- _PROBLEM TO WORK ON_
Show all lines holding "name".
>> BEGIN AVAILABLE DATA
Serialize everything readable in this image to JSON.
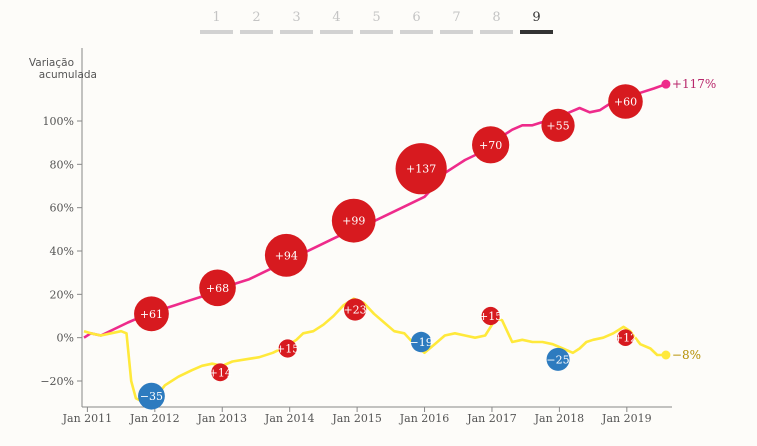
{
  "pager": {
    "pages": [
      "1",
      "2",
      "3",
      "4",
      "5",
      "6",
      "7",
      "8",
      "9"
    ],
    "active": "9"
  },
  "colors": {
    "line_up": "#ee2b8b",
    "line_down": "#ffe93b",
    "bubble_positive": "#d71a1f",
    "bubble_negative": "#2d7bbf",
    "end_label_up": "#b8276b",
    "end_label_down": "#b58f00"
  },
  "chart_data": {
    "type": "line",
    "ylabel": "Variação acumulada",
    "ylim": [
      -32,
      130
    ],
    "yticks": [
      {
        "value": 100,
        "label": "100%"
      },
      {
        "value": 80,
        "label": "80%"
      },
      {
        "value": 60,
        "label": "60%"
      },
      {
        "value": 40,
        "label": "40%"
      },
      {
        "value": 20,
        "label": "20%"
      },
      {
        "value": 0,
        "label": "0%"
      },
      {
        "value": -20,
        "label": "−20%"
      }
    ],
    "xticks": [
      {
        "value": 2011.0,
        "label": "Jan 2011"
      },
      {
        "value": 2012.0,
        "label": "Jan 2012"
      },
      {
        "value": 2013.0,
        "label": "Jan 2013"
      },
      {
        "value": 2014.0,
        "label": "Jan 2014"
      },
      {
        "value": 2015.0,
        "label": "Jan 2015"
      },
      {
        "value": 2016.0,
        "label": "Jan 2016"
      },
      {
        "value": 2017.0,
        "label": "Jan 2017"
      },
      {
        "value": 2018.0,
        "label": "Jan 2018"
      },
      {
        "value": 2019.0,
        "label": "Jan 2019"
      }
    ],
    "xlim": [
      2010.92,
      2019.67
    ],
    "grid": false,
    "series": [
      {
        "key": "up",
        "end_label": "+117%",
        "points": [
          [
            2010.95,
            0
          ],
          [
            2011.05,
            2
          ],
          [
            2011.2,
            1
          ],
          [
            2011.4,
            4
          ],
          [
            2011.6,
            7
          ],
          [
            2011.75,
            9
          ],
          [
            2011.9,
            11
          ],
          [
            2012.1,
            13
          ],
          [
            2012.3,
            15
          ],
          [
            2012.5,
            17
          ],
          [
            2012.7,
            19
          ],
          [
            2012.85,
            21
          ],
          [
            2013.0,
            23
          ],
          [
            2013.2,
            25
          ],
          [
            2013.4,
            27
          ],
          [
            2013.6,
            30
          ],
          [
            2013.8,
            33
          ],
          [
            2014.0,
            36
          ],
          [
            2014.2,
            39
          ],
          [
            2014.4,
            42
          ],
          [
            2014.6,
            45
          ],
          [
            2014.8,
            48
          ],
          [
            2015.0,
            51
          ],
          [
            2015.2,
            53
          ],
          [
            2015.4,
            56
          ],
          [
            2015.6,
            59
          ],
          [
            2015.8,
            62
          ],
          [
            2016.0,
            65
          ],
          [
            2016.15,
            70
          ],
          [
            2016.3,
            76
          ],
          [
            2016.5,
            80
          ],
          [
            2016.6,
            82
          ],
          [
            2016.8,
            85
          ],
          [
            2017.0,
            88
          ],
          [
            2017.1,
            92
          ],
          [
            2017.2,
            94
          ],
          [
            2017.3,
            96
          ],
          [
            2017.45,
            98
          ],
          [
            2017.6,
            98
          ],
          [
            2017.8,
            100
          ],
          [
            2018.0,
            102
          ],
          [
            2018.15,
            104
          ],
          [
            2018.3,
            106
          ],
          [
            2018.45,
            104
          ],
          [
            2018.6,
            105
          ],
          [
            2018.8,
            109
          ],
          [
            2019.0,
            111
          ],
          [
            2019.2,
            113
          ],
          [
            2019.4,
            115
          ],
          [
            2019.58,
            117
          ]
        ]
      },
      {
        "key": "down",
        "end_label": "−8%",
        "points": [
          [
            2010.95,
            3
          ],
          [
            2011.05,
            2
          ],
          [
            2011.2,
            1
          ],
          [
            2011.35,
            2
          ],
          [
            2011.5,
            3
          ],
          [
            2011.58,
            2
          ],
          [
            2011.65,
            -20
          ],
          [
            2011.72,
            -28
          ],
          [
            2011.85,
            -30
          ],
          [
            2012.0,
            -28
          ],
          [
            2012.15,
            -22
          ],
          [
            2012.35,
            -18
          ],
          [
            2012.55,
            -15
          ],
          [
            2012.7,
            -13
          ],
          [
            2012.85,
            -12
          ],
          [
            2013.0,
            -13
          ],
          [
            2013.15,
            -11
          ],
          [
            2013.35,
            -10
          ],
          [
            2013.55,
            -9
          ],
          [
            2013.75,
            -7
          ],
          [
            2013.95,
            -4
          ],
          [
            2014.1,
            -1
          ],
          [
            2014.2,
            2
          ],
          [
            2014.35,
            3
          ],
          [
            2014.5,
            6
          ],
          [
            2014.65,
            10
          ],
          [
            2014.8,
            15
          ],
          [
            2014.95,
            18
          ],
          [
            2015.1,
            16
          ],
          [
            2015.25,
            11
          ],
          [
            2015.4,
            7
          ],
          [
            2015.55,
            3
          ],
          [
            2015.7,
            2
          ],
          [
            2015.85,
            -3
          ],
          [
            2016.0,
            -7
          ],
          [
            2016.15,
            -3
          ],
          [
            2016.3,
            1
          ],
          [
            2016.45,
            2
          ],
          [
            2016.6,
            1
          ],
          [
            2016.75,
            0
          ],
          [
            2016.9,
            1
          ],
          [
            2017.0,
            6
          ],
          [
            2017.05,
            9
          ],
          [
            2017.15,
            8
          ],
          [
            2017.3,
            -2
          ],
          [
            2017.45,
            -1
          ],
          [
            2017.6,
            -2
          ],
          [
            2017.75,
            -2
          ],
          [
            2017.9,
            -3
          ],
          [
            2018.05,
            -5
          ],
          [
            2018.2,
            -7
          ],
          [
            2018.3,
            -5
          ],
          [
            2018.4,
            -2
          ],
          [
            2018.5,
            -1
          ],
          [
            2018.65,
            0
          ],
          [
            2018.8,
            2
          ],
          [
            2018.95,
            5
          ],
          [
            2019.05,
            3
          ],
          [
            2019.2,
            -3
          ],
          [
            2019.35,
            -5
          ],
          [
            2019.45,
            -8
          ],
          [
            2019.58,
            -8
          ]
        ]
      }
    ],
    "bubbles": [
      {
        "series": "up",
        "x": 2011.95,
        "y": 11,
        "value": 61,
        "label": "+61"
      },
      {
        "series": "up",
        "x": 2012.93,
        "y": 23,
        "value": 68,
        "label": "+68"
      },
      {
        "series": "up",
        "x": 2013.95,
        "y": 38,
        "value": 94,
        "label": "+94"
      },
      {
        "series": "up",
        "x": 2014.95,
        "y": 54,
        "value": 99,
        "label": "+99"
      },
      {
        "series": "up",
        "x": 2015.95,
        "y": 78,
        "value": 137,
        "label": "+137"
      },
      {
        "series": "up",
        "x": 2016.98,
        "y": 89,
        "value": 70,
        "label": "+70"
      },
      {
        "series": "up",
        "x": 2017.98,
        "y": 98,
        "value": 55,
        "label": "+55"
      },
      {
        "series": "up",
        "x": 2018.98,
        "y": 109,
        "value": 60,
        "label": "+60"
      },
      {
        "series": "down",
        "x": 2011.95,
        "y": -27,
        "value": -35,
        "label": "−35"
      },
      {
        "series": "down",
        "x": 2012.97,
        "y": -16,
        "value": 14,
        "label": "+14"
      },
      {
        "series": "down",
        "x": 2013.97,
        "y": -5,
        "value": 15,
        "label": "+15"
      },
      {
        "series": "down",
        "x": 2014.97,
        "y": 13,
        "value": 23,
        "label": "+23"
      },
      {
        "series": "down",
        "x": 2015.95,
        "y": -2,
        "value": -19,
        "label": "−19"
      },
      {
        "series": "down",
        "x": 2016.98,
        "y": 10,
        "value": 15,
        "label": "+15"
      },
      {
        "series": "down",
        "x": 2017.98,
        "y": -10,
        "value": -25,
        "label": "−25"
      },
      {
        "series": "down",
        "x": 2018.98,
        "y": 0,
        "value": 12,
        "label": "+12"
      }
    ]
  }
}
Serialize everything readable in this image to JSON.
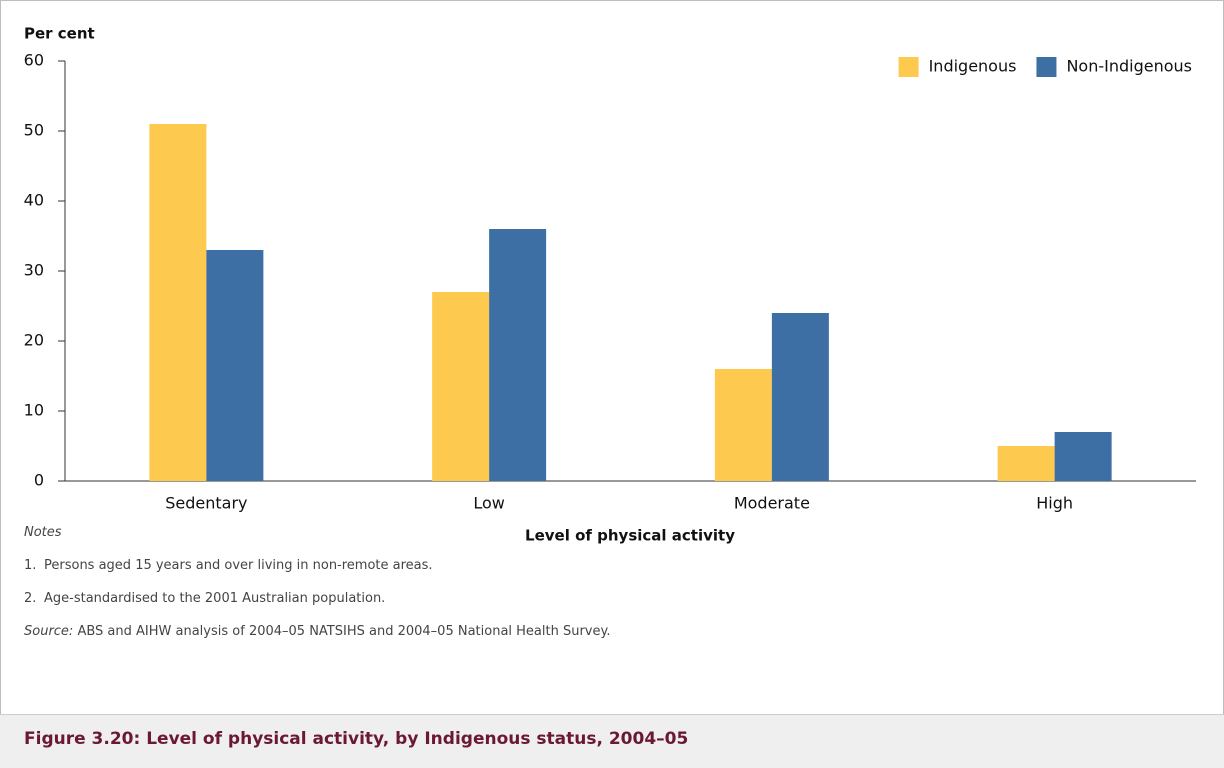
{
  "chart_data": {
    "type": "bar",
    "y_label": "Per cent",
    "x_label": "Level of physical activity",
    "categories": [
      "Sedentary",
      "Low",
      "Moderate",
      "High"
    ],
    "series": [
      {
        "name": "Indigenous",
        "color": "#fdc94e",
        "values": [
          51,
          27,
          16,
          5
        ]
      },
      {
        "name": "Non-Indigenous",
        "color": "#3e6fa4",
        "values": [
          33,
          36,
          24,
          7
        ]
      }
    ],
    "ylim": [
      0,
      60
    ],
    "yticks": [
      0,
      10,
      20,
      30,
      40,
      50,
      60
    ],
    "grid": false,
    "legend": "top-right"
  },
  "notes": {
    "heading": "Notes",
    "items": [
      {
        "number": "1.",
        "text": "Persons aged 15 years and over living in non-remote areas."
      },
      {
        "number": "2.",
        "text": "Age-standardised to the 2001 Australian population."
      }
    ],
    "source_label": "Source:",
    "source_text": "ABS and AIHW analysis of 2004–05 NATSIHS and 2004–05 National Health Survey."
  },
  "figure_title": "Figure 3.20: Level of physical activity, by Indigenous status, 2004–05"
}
>> END AVAILABLE DATA
- _ANSWER BELOW_
        "name": "Indigenous",
        "name": "Non-Indigenous",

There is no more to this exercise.